■ **Short exercise**
Copy out each line exactly; pictures stay out of the copy.

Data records
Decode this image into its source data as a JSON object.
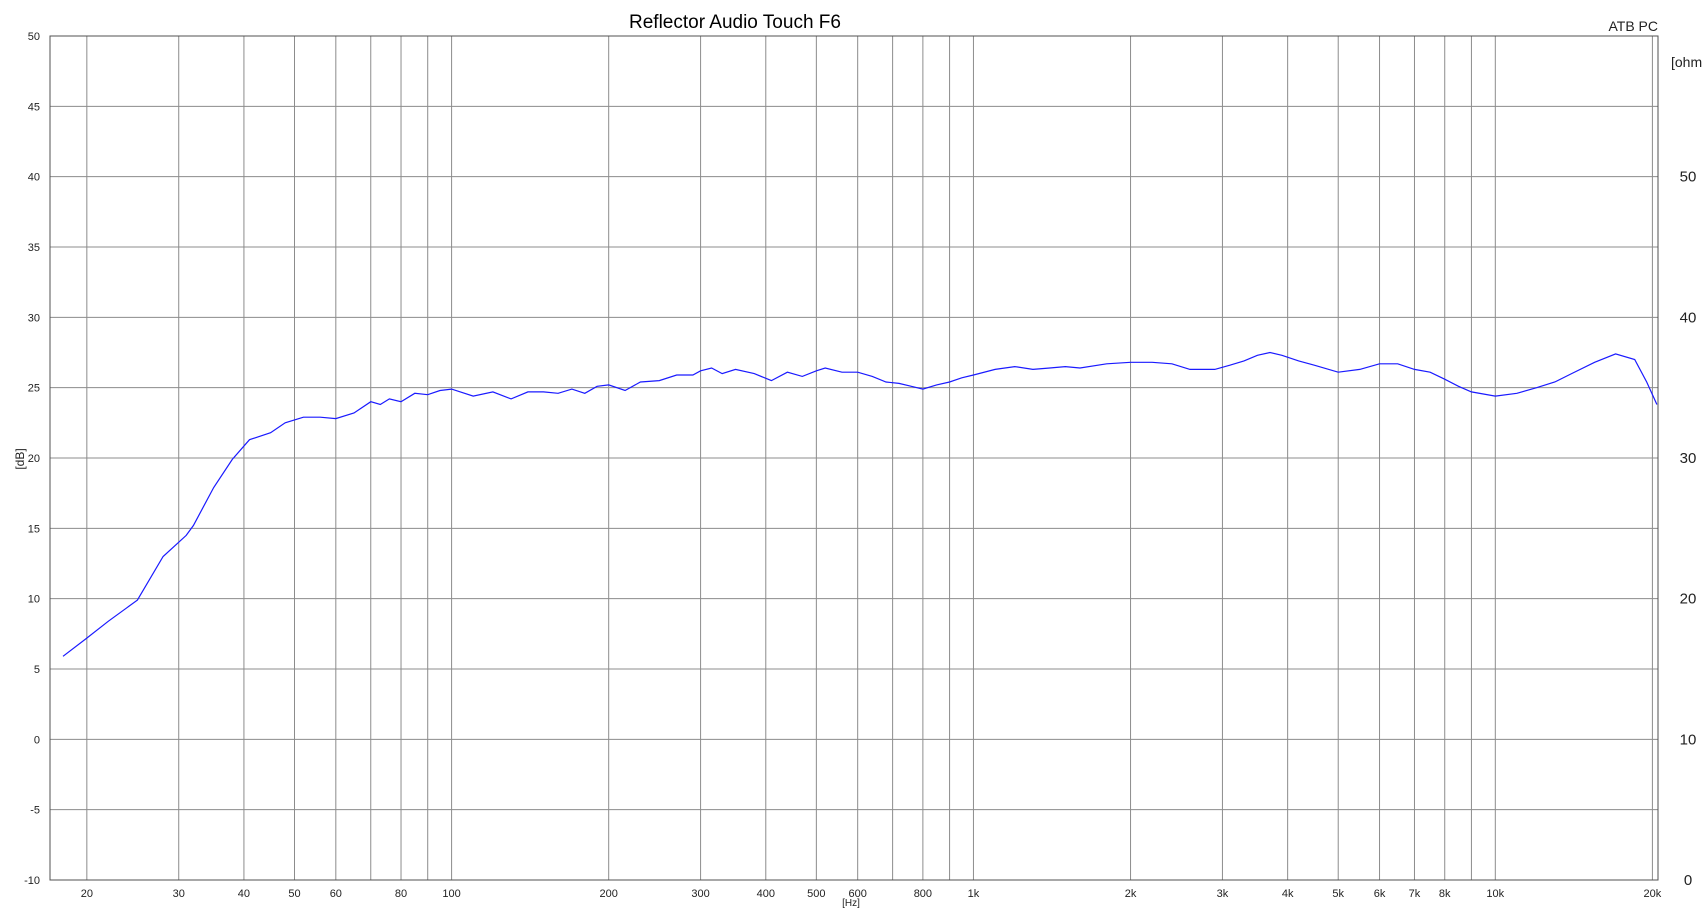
{
  "chart_data": {
    "type": "line",
    "title": "Reflector Audio Touch F6",
    "corner_label": "ATB PC",
    "xlabel": "[Hz]",
    "ylabel": "[dB]",
    "y2label": "[ohm]",
    "xscale": "log",
    "xlim": [
      17,
      20500
    ],
    "ylim": [
      -10,
      50
    ],
    "y2lim": [
      0,
      60
    ],
    "grid": true,
    "colors": {
      "line": "#1a1aff",
      "grid": "#8c8c8c",
      "frame": "#505050"
    },
    "x_ticks": [
      {
        "v": 20,
        "label": "20"
      },
      {
        "v": 30,
        "label": "30"
      },
      {
        "v": 40,
        "label": "40"
      },
      {
        "v": 50,
        "label": "50"
      },
      {
        "v": 60,
        "label": "60"
      },
      {
        "v": 80,
        "label": "80"
      },
      {
        "v": 100,
        "label": "100"
      },
      {
        "v": 200,
        "label": "200"
      },
      {
        "v": 300,
        "label": "300"
      },
      {
        "v": 400,
        "label": "400"
      },
      {
        "v": 500,
        "label": "500"
      },
      {
        "v": 600,
        "label": "600"
      },
      {
        "v": 800,
        "label": "800"
      },
      {
        "v": 1000,
        "label": "1k"
      },
      {
        "v": 2000,
        "label": "2k"
      },
      {
        "v": 3000,
        "label": "3k"
      },
      {
        "v": 4000,
        "label": "4k"
      },
      {
        "v": 5000,
        "label": "5k"
      },
      {
        "v": 6000,
        "label": "6k"
      },
      {
        "v": 7000,
        "label": "7k"
      },
      {
        "v": 8000,
        "label": "8k"
      },
      {
        "v": 10000,
        "label": "10k"
      },
      {
        "v": 20000,
        "label": "20k"
      }
    ],
    "x_gridlines": [
      20,
      30,
      40,
      50,
      60,
      70,
      80,
      90,
      100,
      200,
      300,
      400,
      500,
      600,
      700,
      800,
      900,
      1000,
      2000,
      3000,
      4000,
      5000,
      6000,
      7000,
      8000,
      9000,
      10000,
      20000
    ],
    "y_ticks": [
      {
        "v": 50,
        "label": "50"
      },
      {
        "v": 45,
        "label": "45"
      },
      {
        "v": 40,
        "label": "40"
      },
      {
        "v": 35,
        "label": "35"
      },
      {
        "v": 30,
        "label": "30"
      },
      {
        "v": 25,
        "label": "25"
      },
      {
        "v": 20,
        "label": "20"
      },
      {
        "v": 15,
        "label": "15"
      },
      {
        "v": 10,
        "label": "10"
      },
      {
        "v": 5,
        "label": "5"
      },
      {
        "v": 0,
        "label": "0"
      },
      {
        "v": -5,
        "label": "-5"
      },
      {
        "v": -10,
        "label": "-10"
      }
    ],
    "y2_ticks": [
      {
        "v": 50,
        "label": "50"
      },
      {
        "v": 40,
        "label": "40"
      },
      {
        "v": 30,
        "label": "30"
      },
      {
        "v": 20,
        "label": "20"
      },
      {
        "v": 10,
        "label": "10"
      },
      {
        "v": 0,
        "label": "0"
      }
    ],
    "series": [
      {
        "points": [
          [
            18,
            5.9
          ],
          [
            20,
            7.2
          ],
          [
            22,
            8.4
          ],
          [
            25,
            9.9
          ],
          [
            28,
            13.0
          ],
          [
            31,
            14.5
          ],
          [
            32,
            15.2
          ],
          [
            35,
            17.9
          ],
          [
            38,
            19.9
          ],
          [
            41,
            21.3
          ],
          [
            45,
            21.8
          ],
          [
            48,
            22.5
          ],
          [
            52,
            22.9
          ],
          [
            56,
            22.9
          ],
          [
            60,
            22.8
          ],
          [
            65,
            23.2
          ],
          [
            70,
            24.0
          ],
          [
            73,
            23.8
          ],
          [
            76,
            24.2
          ],
          [
            80,
            24.0
          ],
          [
            85,
            24.6
          ],
          [
            90,
            24.5
          ],
          [
            95,
            24.8
          ],
          [
            100,
            24.9
          ],
          [
            110,
            24.4
          ],
          [
            120,
            24.7
          ],
          [
            130,
            24.2
          ],
          [
            140,
            24.7
          ],
          [
            150,
            24.7
          ],
          [
            160,
            24.6
          ],
          [
            170,
            24.9
          ],
          [
            180,
            24.6
          ],
          [
            190,
            25.1
          ],
          [
            200,
            25.2
          ],
          [
            215,
            24.8
          ],
          [
            230,
            25.4
          ],
          [
            250,
            25.5
          ],
          [
            270,
            25.9
          ],
          [
            290,
            25.9
          ],
          [
            300,
            26.2
          ],
          [
            315,
            26.4
          ],
          [
            330,
            26.0
          ],
          [
            350,
            26.3
          ],
          [
            380,
            26.0
          ],
          [
            410,
            25.5
          ],
          [
            440,
            26.1
          ],
          [
            470,
            25.8
          ],
          [
            500,
            26.2
          ],
          [
            520,
            26.4
          ],
          [
            560,
            26.1
          ],
          [
            600,
            26.1
          ],
          [
            640,
            25.8
          ],
          [
            680,
            25.4
          ],
          [
            720,
            25.3
          ],
          [
            760,
            25.1
          ],
          [
            800,
            24.9
          ],
          [
            850,
            25.2
          ],
          [
            900,
            25.4
          ],
          [
            950,
            25.7
          ],
          [
            1000,
            25.9
          ],
          [
            1100,
            26.3
          ],
          [
            1200,
            26.5
          ],
          [
            1300,
            26.3
          ],
          [
            1400,
            26.4
          ],
          [
            1500,
            26.5
          ],
          [
            1600,
            26.4
          ],
          [
            1800,
            26.7
          ],
          [
            2000,
            26.8
          ],
          [
            2200,
            26.8
          ],
          [
            2400,
            26.7
          ],
          [
            2600,
            26.3
          ],
          [
            2900,
            26.3
          ],
          [
            3100,
            26.6
          ],
          [
            3300,
            26.9
          ],
          [
            3500,
            27.3
          ],
          [
            3700,
            27.5
          ],
          [
            3900,
            27.3
          ],
          [
            4200,
            26.9
          ],
          [
            4500,
            26.6
          ],
          [
            5000,
            26.1
          ],
          [
            5500,
            26.3
          ],
          [
            6000,
            26.7
          ],
          [
            6500,
            26.7
          ],
          [
            7000,
            26.3
          ],
          [
            7500,
            26.1
          ],
          [
            8000,
            25.6
          ],
          [
            8500,
            25.1
          ],
          [
            9000,
            24.7
          ],
          [
            10000,
            24.4
          ],
          [
            11000,
            24.6
          ],
          [
            12000,
            25.0
          ],
          [
            13000,
            25.4
          ],
          [
            14000,
            26.0
          ],
          [
            15500,
            26.8
          ],
          [
            17000,
            27.4
          ],
          [
            18500,
            27.0
          ],
          [
            19500,
            25.4
          ],
          [
            20400,
            23.8
          ]
        ]
      }
    ]
  }
}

■ **The reply**
Decode this image into its source data as a JSON object.
{
  "chart_data": {
    "type": "line",
    "title": "Reflector Audio Touch F6",
    "corner_label": "ATB PC",
    "xlabel": "[Hz]",
    "ylabel": "[dB]",
    "y2label": "[ohm]",
    "xscale": "log",
    "xlim": [
      17,
      20500
    ],
    "ylim": [
      -10,
      50
    ],
    "y2lim": [
      0,
      60
    ],
    "grid": true,
    "colors": {
      "line": "#1a1aff",
      "grid": "#8c8c8c",
      "frame": "#505050"
    },
    "x_ticks": [
      {
        "v": 20,
        "label": "20"
      },
      {
        "v": 30,
        "label": "30"
      },
      {
        "v": 40,
        "label": "40"
      },
      {
        "v": 50,
        "label": "50"
      },
      {
        "v": 60,
        "label": "60"
      },
      {
        "v": 80,
        "label": "80"
      },
      {
        "v": 100,
        "label": "100"
      },
      {
        "v": 200,
        "label": "200"
      },
      {
        "v": 300,
        "label": "300"
      },
      {
        "v": 400,
        "label": "400"
      },
      {
        "v": 500,
        "label": "500"
      },
      {
        "v": 600,
        "label": "600"
      },
      {
        "v": 800,
        "label": "800"
      },
      {
        "v": 1000,
        "label": "1k"
      },
      {
        "v": 2000,
        "label": "2k"
      },
      {
        "v": 3000,
        "label": "3k"
      },
      {
        "v": 4000,
        "label": "4k"
      },
      {
        "v": 5000,
        "label": "5k"
      },
      {
        "v": 6000,
        "label": "6k"
      },
      {
        "v": 7000,
        "label": "7k"
      },
      {
        "v": 8000,
        "label": "8k"
      },
      {
        "v": 10000,
        "label": "10k"
      },
      {
        "v": 20000,
        "label": "20k"
      }
    ],
    "x_gridlines": [
      20,
      30,
      40,
      50,
      60,
      70,
      80,
      90,
      100,
      200,
      300,
      400,
      500,
      600,
      700,
      800,
      900,
      1000,
      2000,
      3000,
      4000,
      5000,
      6000,
      7000,
      8000,
      9000,
      10000,
      20000
    ],
    "y_ticks": [
      {
        "v": 50,
        "label": "50"
      },
      {
        "v": 45,
        "label": "45"
      },
      {
        "v": 40,
        "label": "40"
      },
      {
        "v": 35,
        "label": "35"
      },
      {
        "v": 30,
        "label": "30"
      },
      {
        "v": 25,
        "label": "25"
      },
      {
        "v": 20,
        "label": "20"
      },
      {
        "v": 15,
        "label": "15"
      },
      {
        "v": 10,
        "label": "10"
      },
      {
        "v": 5,
        "label": "5"
      },
      {
        "v": 0,
        "label": "0"
      },
      {
        "v": -5,
        "label": "-5"
      },
      {
        "v": -10,
        "label": "-10"
      }
    ],
    "y2_ticks": [
      {
        "v": 50,
        "label": "50"
      },
      {
        "v": 40,
        "label": "40"
      },
      {
        "v": 30,
        "label": "30"
      },
      {
        "v": 20,
        "label": "20"
      },
      {
        "v": 10,
        "label": "10"
      },
      {
        "v": 0,
        "label": "0"
      }
    ],
    "series": [
      {
        "points": [
          [
            18,
            5.9
          ],
          [
            20,
            7.2
          ],
          [
            22,
            8.4
          ],
          [
            25,
            9.9
          ],
          [
            28,
            13.0
          ],
          [
            31,
            14.5
          ],
          [
            32,
            15.2
          ],
          [
            35,
            17.9
          ],
          [
            38,
            19.9
          ],
          [
            41,
            21.3
          ],
          [
            45,
            21.8
          ],
          [
            48,
            22.5
          ],
          [
            52,
            22.9
          ],
          [
            56,
            22.9
          ],
          [
            60,
            22.8
          ],
          [
            65,
            23.2
          ],
          [
            70,
            24.0
          ],
          [
            73,
            23.8
          ],
          [
            76,
            24.2
          ],
          [
            80,
            24.0
          ],
          [
            85,
            24.6
          ],
          [
            90,
            24.5
          ],
          [
            95,
            24.8
          ],
          [
            100,
            24.9
          ],
          [
            110,
            24.4
          ],
          [
            120,
            24.7
          ],
          [
            130,
            24.2
          ],
          [
            140,
            24.7
          ],
          [
            150,
            24.7
          ],
          [
            160,
            24.6
          ],
          [
            170,
            24.9
          ],
          [
            180,
            24.6
          ],
          [
            190,
            25.1
          ],
          [
            200,
            25.2
          ],
          [
            215,
            24.8
          ],
          [
            230,
            25.4
          ],
          [
            250,
            25.5
          ],
          [
            270,
            25.9
          ],
          [
            290,
            25.9
          ],
          [
            300,
            26.2
          ],
          [
            315,
            26.4
          ],
          [
            330,
            26.0
          ],
          [
            350,
            26.3
          ],
          [
            380,
            26.0
          ],
          [
            410,
            25.5
          ],
          [
            440,
            26.1
          ],
          [
            470,
            25.8
          ],
          [
            500,
            26.2
          ],
          [
            520,
            26.4
          ],
          [
            560,
            26.1
          ],
          [
            600,
            26.1
          ],
          [
            640,
            25.8
          ],
          [
            680,
            25.4
          ],
          [
            720,
            25.3
          ],
          [
            760,
            25.1
          ],
          [
            800,
            24.9
          ],
          [
            850,
            25.2
          ],
          [
            900,
            25.4
          ],
          [
            950,
            25.7
          ],
          [
            1000,
            25.9
          ],
          [
            1100,
            26.3
          ],
          [
            1200,
            26.5
          ],
          [
            1300,
            26.3
          ],
          [
            1400,
            26.4
          ],
          [
            1500,
            26.5
          ],
          [
            1600,
            26.4
          ],
          [
            1800,
            26.7
          ],
          [
            2000,
            26.8
          ],
          [
            2200,
            26.8
          ],
          [
            2400,
            26.7
          ],
          [
            2600,
            26.3
          ],
          [
            2900,
            26.3
          ],
          [
            3100,
            26.6
          ],
          [
            3300,
            26.9
          ],
          [
            3500,
            27.3
          ],
          [
            3700,
            27.5
          ],
          [
            3900,
            27.3
          ],
          [
            4200,
            26.9
          ],
          [
            4500,
            26.6
          ],
          [
            5000,
            26.1
          ],
          [
            5500,
            26.3
          ],
          [
            6000,
            26.7
          ],
          [
            6500,
            26.7
          ],
          [
            7000,
            26.3
          ],
          [
            7500,
            26.1
          ],
          [
            8000,
            25.6
          ],
          [
            8500,
            25.1
          ],
          [
            9000,
            24.7
          ],
          [
            10000,
            24.4
          ],
          [
            11000,
            24.6
          ],
          [
            12000,
            25.0
          ],
          [
            13000,
            25.4
          ],
          [
            14000,
            26.0
          ],
          [
            15500,
            26.8
          ],
          [
            17000,
            27.4
          ],
          [
            18500,
            27.0
          ],
          [
            19500,
            25.4
          ],
          [
            20400,
            23.8
          ]
        ]
      }
    ]
  }
}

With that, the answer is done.